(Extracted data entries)
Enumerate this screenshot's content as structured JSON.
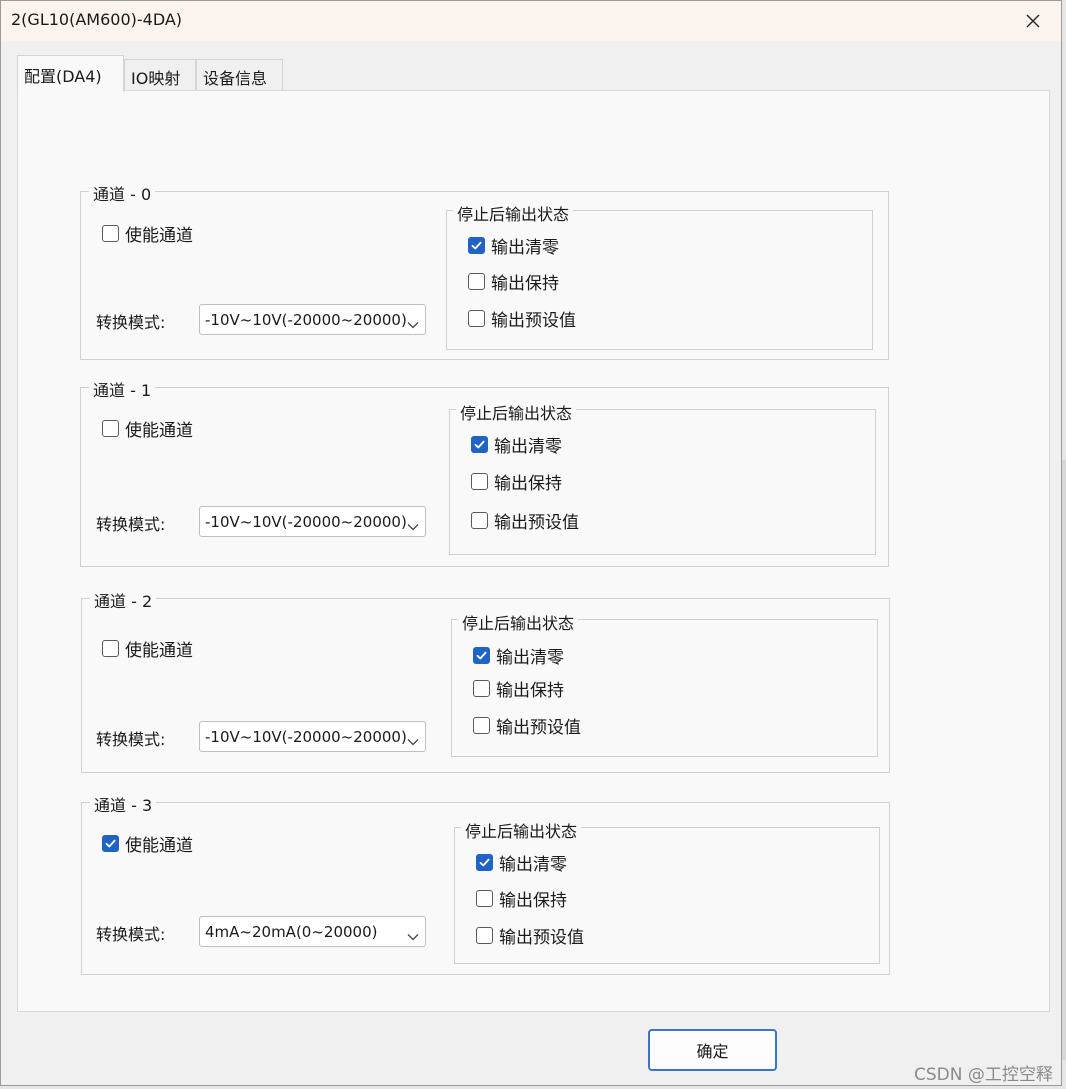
{
  "window": {
    "title": "2(GL10(AM600)-4DA)"
  },
  "tabs": [
    {
      "label": "配置(DA4)"
    },
    {
      "label": "IO映射"
    },
    {
      "label": "设备信息"
    }
  ],
  "channels": [
    {
      "title": "通道 - 0",
      "enable": {
        "label": "使能通道",
        "checked": false
      },
      "mode_label": "转换模式:",
      "mode_value": "-10V~10V(-20000~20000)",
      "stop_group_title": "停止后输出状态",
      "stop_options": [
        {
          "label": "输出清零",
          "checked": true
        },
        {
          "label": "输出保持",
          "checked": false
        },
        {
          "label": "输出预设值",
          "checked": false
        }
      ]
    },
    {
      "title": "通道 - 1",
      "enable": {
        "label": "使能通道",
        "checked": false
      },
      "mode_label": "转换模式:",
      "mode_value": "-10V~10V(-20000~20000)",
      "stop_group_title": "停止后输出状态",
      "stop_options": [
        {
          "label": "输出清零",
          "checked": true
        },
        {
          "label": "输出保持",
          "checked": false
        },
        {
          "label": "输出预设值",
          "checked": false
        }
      ]
    },
    {
      "title": "通道 - 2",
      "enable": {
        "label": "使能通道",
        "checked": false
      },
      "mode_label": "转换模式:",
      "mode_value": "-10V~10V(-20000~20000)",
      "stop_group_title": "停止后输出状态",
      "stop_options": [
        {
          "label": "输出清零",
          "checked": true
        },
        {
          "label": "输出保持",
          "checked": false
        },
        {
          "label": "输出预设值",
          "checked": false
        }
      ]
    },
    {
      "title": "通道 - 3",
      "enable": {
        "label": "使能通道",
        "checked": true
      },
      "mode_label": "转换模式:",
      "mode_value": "4mA~20mA(0~20000)",
      "stop_group_title": "停止后输出状态",
      "stop_options": [
        {
          "label": "输出清零",
          "checked": true
        },
        {
          "label": "输出保持",
          "checked": false
        },
        {
          "label": "输出预设值",
          "checked": false
        }
      ]
    }
  ],
  "footer": {
    "ok_label": "确定"
  },
  "watermark": "CSDN @工控空释",
  "colors": {
    "accent": "#1f63c4",
    "titlebar": "#fbf4ee",
    "panel": "#f9f9f9"
  },
  "icons": {
    "close": "close-icon",
    "dropdown": "chevron-down-icon",
    "check": "checkmark-icon"
  }
}
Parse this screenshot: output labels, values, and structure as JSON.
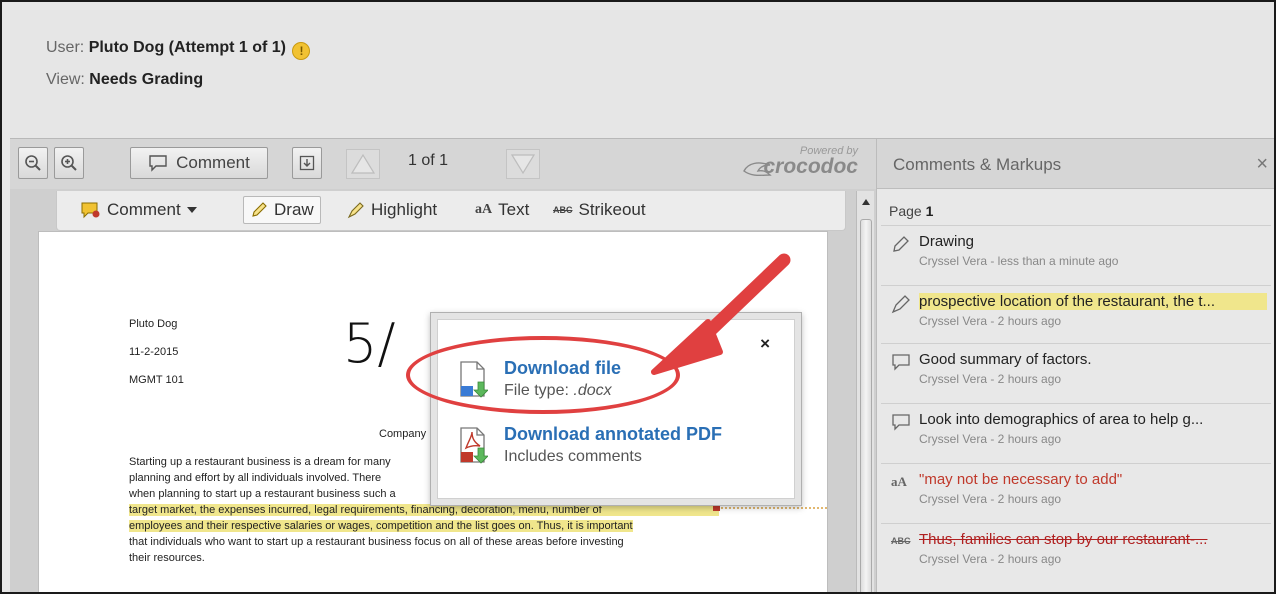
{
  "info": {
    "user_label": "User:",
    "user_value": "Pluto Dog (Attempt 1 of 1)",
    "warning_icon": "!",
    "view_label": "View:",
    "view_value": "Needs Grading"
  },
  "toolbar": {
    "zoom_out_icon": "−",
    "zoom_in_icon": "+",
    "comment_label": "Comment",
    "download_icon": "↓",
    "page_indicator": "1 of 1",
    "powered_by": "Powered by",
    "brand": "crocodoc"
  },
  "subbar": {
    "comment_label": "Comment",
    "draw_label": "Draw",
    "highlight_label": "Highlight",
    "text_icon": "aA",
    "text_label": "Text",
    "strike_icon": "ABC",
    "strike_label": "Strikeout"
  },
  "document": {
    "name": "Pluto Dog",
    "date": "11-2-2015",
    "course": "MGMT 101",
    "grade_mark": "5/",
    "title_fragment": "Company I",
    "lines": [
      "Starting up a restaurant business is a dream for many",
      "planning and effort by all individuals involved.  There",
      "when planning to start up a restaurant business such a",
      "target market, the expenses incurred, legal requirements, financing, decoration, menu, number of",
      "employees and their respective salaries or wages, competition and the list goes on.  Thus, it is important",
      "that individuals who want to start up a restaurant business focus on all of these areas before investing",
      "their resources."
    ]
  },
  "panel": {
    "title": "Comments & Markups",
    "close": "×",
    "page_word": "Page",
    "page_number": "1",
    "comments": [
      {
        "text": "Drawing",
        "meta": "Cryssel Vera - less than a minute ago",
        "icon": "pencil-icon"
      },
      {
        "text": "prospective location of the restaurant, the t...",
        "meta": "Cryssel Vera - 2 hours ago",
        "icon": "highlighter-icon"
      },
      {
        "text": "Good summary of factors.",
        "meta": "Cryssel Vera - 2 hours ago",
        "icon": "speech-bubble-icon"
      },
      {
        "text": "Look into demographics of area to help g...",
        "meta": "Cryssel Vera - 2 hours ago",
        "icon": "speech-bubble-icon"
      },
      {
        "text": "\"may not be necessary to add\"",
        "meta": "Cryssel Vera - 2 hours ago",
        "icon": "text-icon",
        "icon_text": "aA"
      },
      {
        "text": "Thus, families can stop by our restaurant-...",
        "meta": "Cryssel Vera - 2 hours ago",
        "icon": "strikeout-icon",
        "icon_text": "ABC"
      }
    ]
  },
  "popup": {
    "close": "×",
    "download_file": "Download file",
    "file_type_label": "File type:",
    "file_type_value": ".docx",
    "download_pdf": "Download annotated PDF",
    "pdf_subtitle": "Includes comments"
  },
  "colors": {
    "accent_blue": "#2a6fb5",
    "annotation_red": "#e04040",
    "highlight_yellow": "#f0e68c"
  }
}
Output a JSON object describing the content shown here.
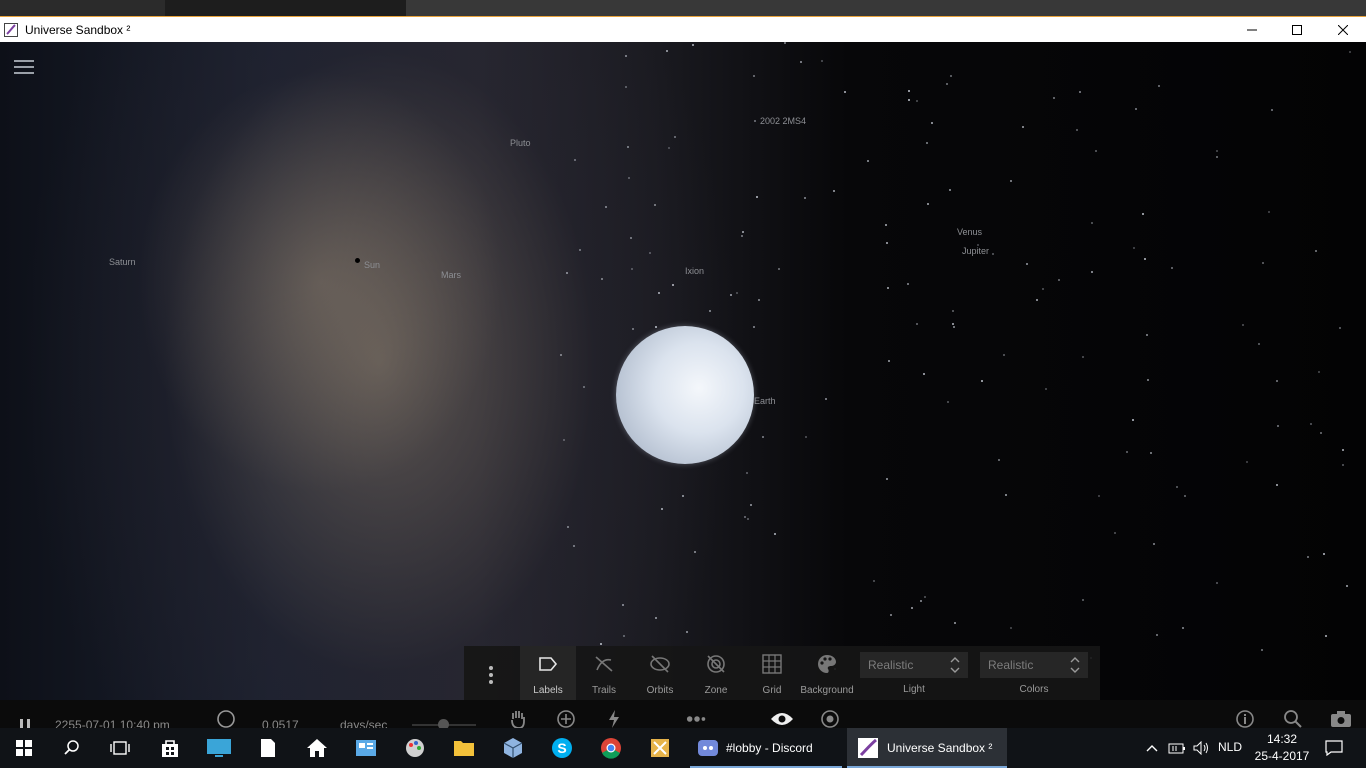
{
  "window": {
    "title": "Universe Sandbox ²"
  },
  "labels": {
    "obj_2002": "2002 2MS4",
    "pluto": "Pluto",
    "saturn": "Saturn",
    "sun": "Sun",
    "mars": "Mars",
    "ixion": "Ixion",
    "venus": "Venus",
    "jupiter": "Jupiter",
    "earth": "Earth"
  },
  "view_panel": {
    "tools": [
      {
        "label": "Labels",
        "icon": "tag-icon",
        "active": true
      },
      {
        "label": "Trails",
        "icon": "trails-off-icon"
      },
      {
        "label": "Orbits",
        "icon": "orbits-off-icon"
      },
      {
        "label": "Zone",
        "icon": "zone-off-icon"
      },
      {
        "label": "Grid",
        "icon": "grid-icon"
      },
      {
        "label": "Background",
        "icon": "palette-icon"
      }
    ],
    "light": {
      "value": "Realistic",
      "caption": "Light"
    },
    "colors": {
      "value": "Realistic",
      "caption": "Colors"
    }
  },
  "status_bar": {
    "date": "2255-07-01 10:40 pm",
    "speed": "0.0517",
    "speed_unit": "days/sec"
  },
  "taskbar": {
    "apps": [
      {
        "label": "#lobby - Discord"
      },
      {
        "label": "Universe Sandbox ²"
      }
    ],
    "language": "NLD",
    "time": "14:32",
    "date": "25-4-2017"
  }
}
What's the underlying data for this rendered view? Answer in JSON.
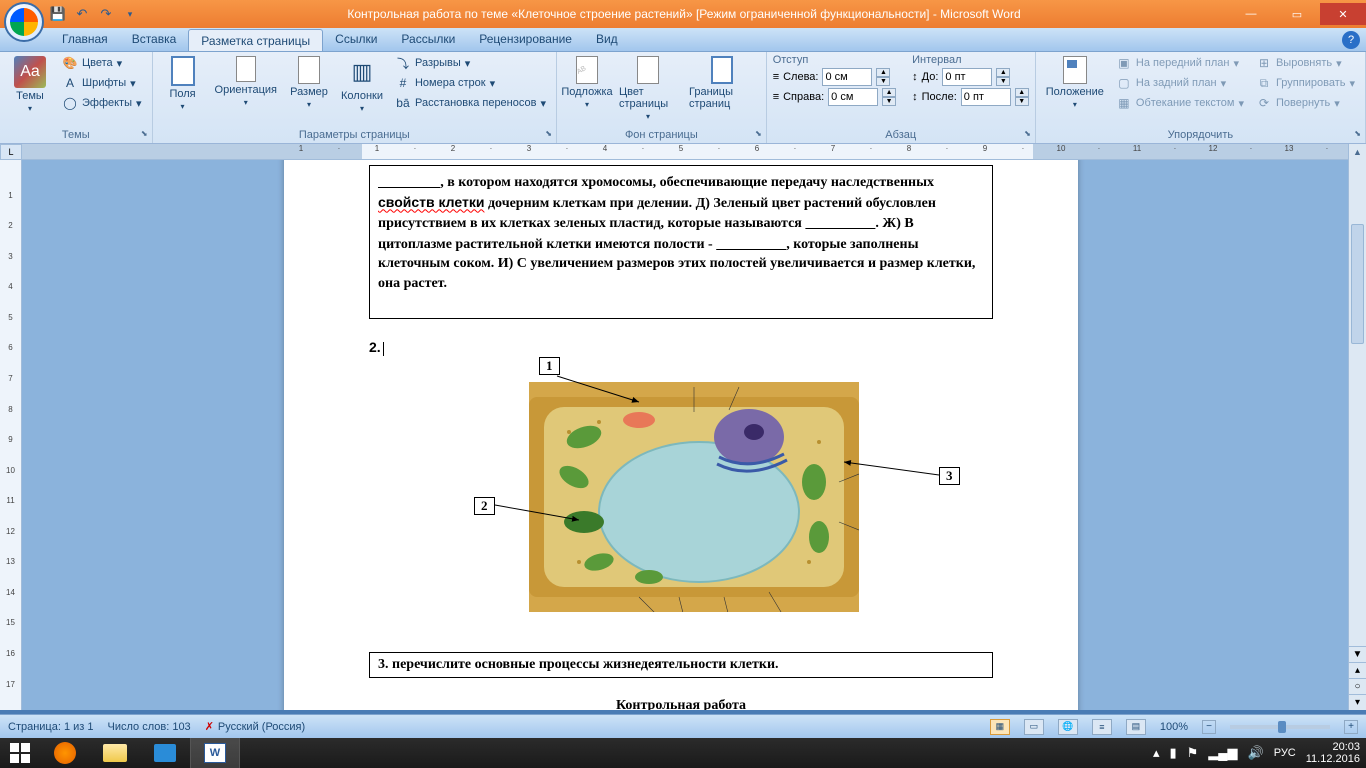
{
  "titlebar": {
    "title": "Контрольная работа по теме «Клеточное строение растений» [Режим ограниченной функциональности] - Microsoft Word"
  },
  "tabs": {
    "t0": "Главная",
    "t1": "Вставка",
    "t2": "Разметка страницы",
    "t3": "Ссылки",
    "t4": "Рассылки",
    "t5": "Рецензирование",
    "t6": "Вид"
  },
  "ribbon": {
    "themes": {
      "label": "Темы",
      "btn": "Темы",
      "colors": "Цвета",
      "fonts": "Шрифты",
      "effects": "Эффекты"
    },
    "page_setup": {
      "label": "Параметры страницы",
      "margins": "Поля",
      "orientation": "Ориентация",
      "size": "Размер",
      "columns": "Колонки",
      "breaks": "Разрывы",
      "line_numbers": "Номера строк",
      "hyphenation": "Расстановка переносов"
    },
    "page_bg": {
      "label": "Фон страницы",
      "watermark": "Подложка",
      "color": "Цвет страницы",
      "borders": "Границы страниц"
    },
    "paragraph": {
      "label": "Абзац",
      "indent": "Отступ",
      "left": "Слева:",
      "right": "Справа:",
      "left_val": "0 см",
      "right_val": "0 см",
      "spacing": "Интервал",
      "before": "До:",
      "after": "После:",
      "before_val": "0 пт",
      "after_val": "0 пт"
    },
    "arrange": {
      "label": "Упорядочить",
      "position": "Положение",
      "front": "На передний план",
      "back": "На задний план",
      "wrap": "Обтекание текстом",
      "align": "Выровнять",
      "group": "Группировать",
      "rotate": "Повернуть"
    }
  },
  "document": {
    "text_box": ", в котором находятся хромосомы, обеспечивающие передачу наследственных свойств клетки дочерним клеткам при делении. Д) Зеленый цвет растений обусловлен присутствием в их клетках зеленых пластид, которые называются ___________. Ж) В цитоплазме растительной клетки имеются полости - ___________, которые заполнены клеточным соком. И) С увеличением размеров этих полостей увеличивается и размер клетки, она растет.",
    "q2": "2.",
    "q3": "3.  перечислите основные процессы жизнедеятельности клетки.",
    "title": "Контрольная работа",
    "labels": {
      "l1": "1",
      "l2": "2",
      "l3": "3"
    }
  },
  "statusbar": {
    "page": "Страница: 1 из 1",
    "words": "Число слов: 103",
    "lang": "Русский (Россия)",
    "zoom": "100%"
  },
  "taskbar": {
    "lang": "РУС",
    "time": "20:03",
    "date": "11.12.2016"
  }
}
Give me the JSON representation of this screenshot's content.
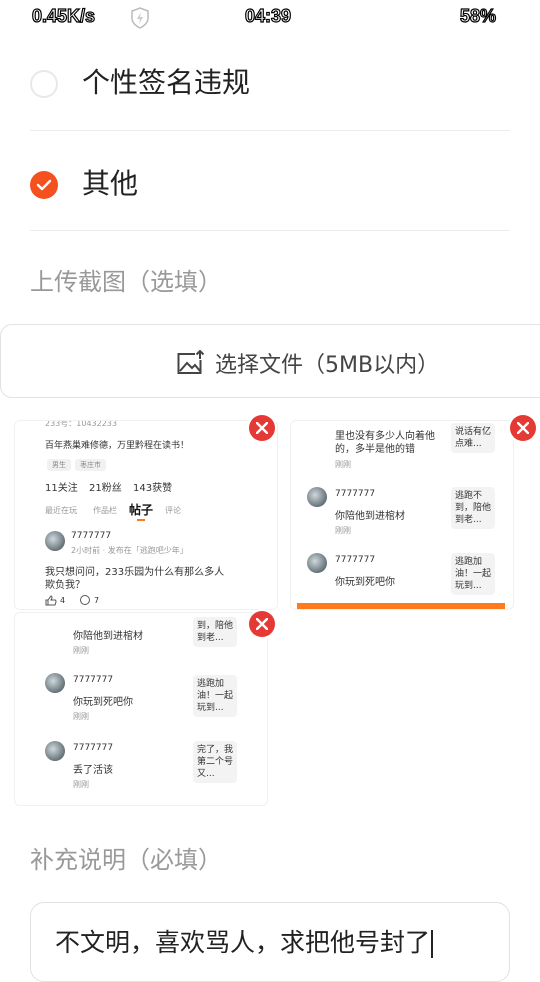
{
  "status_bar": {
    "speed": "0.45K/s",
    "time": "04:39",
    "battery": "58%"
  },
  "options": [
    {
      "label": "个性签名违规",
      "checked": false
    },
    {
      "label": "其他",
      "checked": true
    }
  ],
  "upload": {
    "section_label": "上传截图（选填）",
    "button_label": "选择文件（5MB以内）"
  },
  "screenshots": {
    "shot1": {
      "header_partial": "233号：10432233",
      "bio": "百年燕巢难修德，万里黔程在读书！",
      "tags": [
        "男生",
        "枣庄市"
      ],
      "follow": "11关注",
      "fans": "21粉丝",
      "likes": "143获赞",
      "tabs": [
        "最近在玩",
        "作品栏",
        "帖子",
        "评论"
      ],
      "user": "7777777",
      "meta": "2小时前 · 发布在「逃跑吧少年」",
      "post_text_1": "我只想问问，233乐园为什么有那么多人",
      "post_text_2": "欺负我？",
      "like_count": "4",
      "comment_count": "7"
    },
    "shot2": {
      "top_line_1": "里也没有多少人向着他",
      "top_line_2": "的，多半是他的错",
      "top_bubble": "说话有亿点难...",
      "item1_user": "7777777",
      "item1_text": "你陪他到进棺材",
      "item1_bubble": "逃跑不到，陪他到老...",
      "item2_user": "7777777",
      "item2_text": "你玩到死吧你",
      "item2_bubble": "逃跑加油！一起玩到...",
      "meta": "刚刚"
    },
    "shot3": {
      "item0_text": "你陪他到进棺材",
      "item0_bubble": "到，陪他到老...",
      "item1_user": "7777777",
      "item1_text": "你玩到死吧你",
      "item1_bubble": "逃跑加油！一起玩到...",
      "item2_user": "7777777",
      "item2_text": "丢了活该",
      "item2_bubble": "完了，我第二个号又...",
      "meta": "刚刚"
    }
  },
  "supplement": {
    "label": "补充说明（必填）",
    "value": "不文明，喜欢骂人，求把他号封了"
  },
  "colors": {
    "accent": "#f4511e",
    "delete": "#e53935",
    "divider": "#ececec"
  },
  "icons": [
    "shield-icon",
    "check-icon",
    "image-upload-icon",
    "close-icon",
    "avatar",
    "thumb-up-icon",
    "comment-icon"
  ]
}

### Exercise requirements:
Report every line containing the word "individuals" from the listing above.

### Result of the exercise:
      "planning and effort by all individuals involved.  There",
      "that individuals who want to start up a restaurant business focus on all of these areas before investing",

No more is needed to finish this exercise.